===== Extract

2. In what ways does the rule of populists’ governments affect the institutional structure and the enforcement of competition law?
3. How relevant are the challenges related to the rule of populists’ governments to the regional system of competition law, and what should the regional reaction to these challenges look like?
As shown in the Figure 1.1, the answers to the first two questions will make it possible to assess whether the processes prompted by populism reinforce the idea that liberal democracy and the competition law system are interrelated; namely whether the impact of populists’ rule on the liberal democratic order influences the institutional structure and enforcement of competition law. Moreover, the answers to these questions will make it possible to assess whether the populists’ impact on a liberal market economy influences the institutional structure and enforcement of competition law. Finally, in the event the impact of populists’ rule on the competition law system is confirmed, the answers to these questions will be of relevance in the debate over how the application of competition law during a time of populism may affect free markets and democracy, and so possibly further reinforce populists’ rule. In other words, the answers to these questions will be helpful in better understanding the relationship between populism, liberal democracy, liberal markets, and competition law. The analysis related to the third question above will complement this reflection by examining how a regional system of competition law, which is built on the premise that its members adhere to certain set of common values – including among others the rule of law – interacts with the populist dynamics materializing on a national level.

Figure 1.1. Relation between populism, democracy, competition law, and markets
In order to answer the first question (1), the analysis offered in the Chapter 2 identifies the principal characteristics of populism, particularly in light of the actual experiences of countries ruled by populists such as Hungary and Poland. The impact of populists’ rule on both liberal democracy and the liberal economy is taken into account. Next, in light of the Chapter 2 findings, Chapter 3 proposes variables by means of which various scenarios of populists’ impact on competition law systems can be identified.

==========

__Directives__
A – Quote the passage from the excerpt on populism and competition law, starting with "3. How relevant" and going on through "challenges look like?".
B – In the excerpt on populism and competition law, which two countries are named as ones ruled by populists?
C – Carry on the excerpt on populism and competition law from its last sentence.

===== Data provided

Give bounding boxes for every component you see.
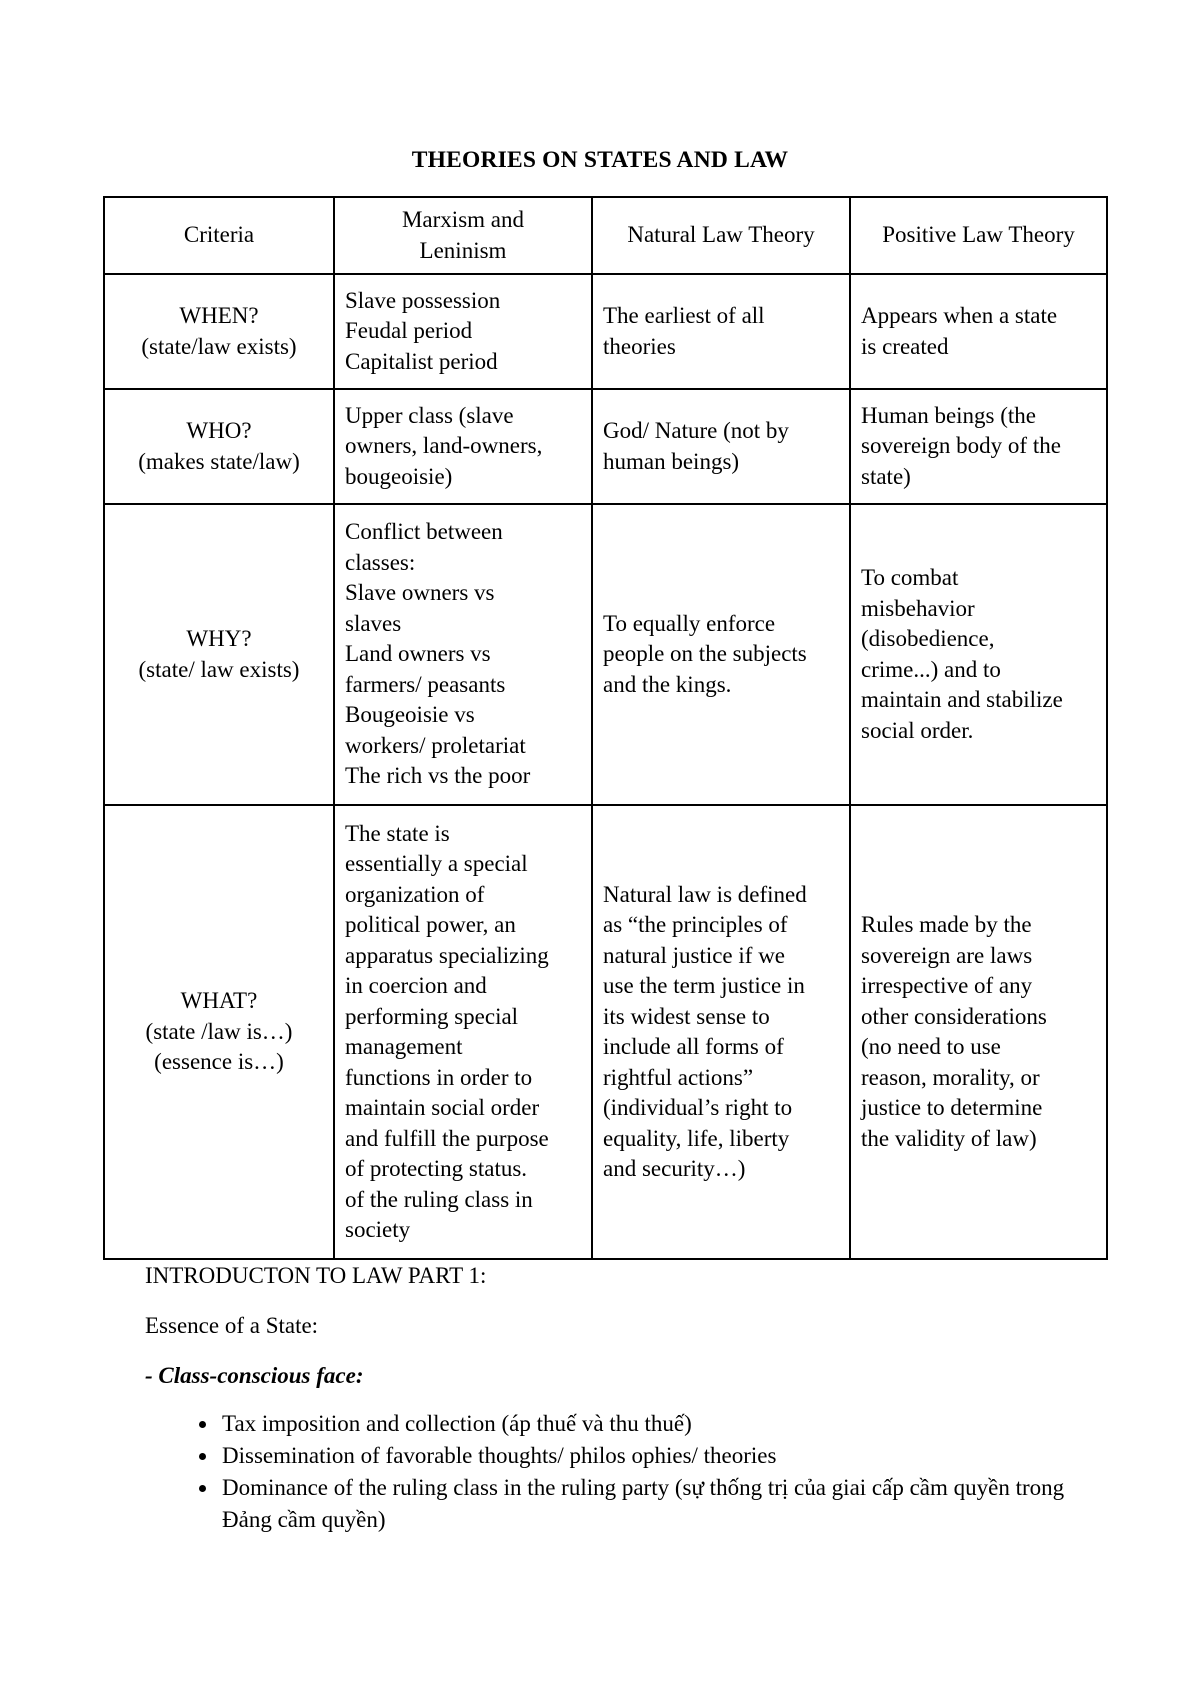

==========

__Written answers__
A –
3. How relevant are the challenges related to the rule of populists’ governments to the regional system of competition law, and what should the regional reaction to these challenges look like?

B – Hungary and Poland.

C –
In order to answer the second question (2), Chapters 4 and 5 examine the manifestations of populists’ impact on the competition law system with respect to its institutional structure and the enforcement of competition law. The experiences of Hungary and Poland are specifically studied in this respect. Insofar as the institutional structure of competition law is concerned, these manifestations are examined with respect to the independence of the competition authorities, their operating capabilities, their mandate, and judicial review of their actions. As regards the enforcement of competition law, these manifestations are examined with respect to the character and the intensity of the enforcement and application of competition law to SOEs, the application of exemptions and other limitations on competition law, as well as the agencies’ advocacy activity. This identification of the manifestations of populists’ impact on competition law elaborates on and gives concrete meaning to the scenarios put forward in Chapter 3. By doing so, the existing examples of populists’ influence on competition law systems are used to build an understanding of the ways in which populism may affect the competition law system of a liberal democratic country that is subject to populists’ rule.
In order to answer the third question (3), Chapter 6 discusses how the challenges related to populists’ rule identified at the national level interact within a regional system of competition law, in this work being that of the EU. In this respect the relevant EU legislative initiatives, as well as the reactions of the EU central institution responsible for competition law (i.e. the European Commission) to the developments in member states, are critically assessed. In addition, the challenges related to mutual trust and respect for the rule of law are analyzed. The chapter also looks at the populist-related dynamics concerning the functioning of the central level of the regional (EU) competition law system.
Structure
The book consists of three parts.
The first part explains the relationship between populism, democracy, and economy. It consists of Chapters 1 and 2.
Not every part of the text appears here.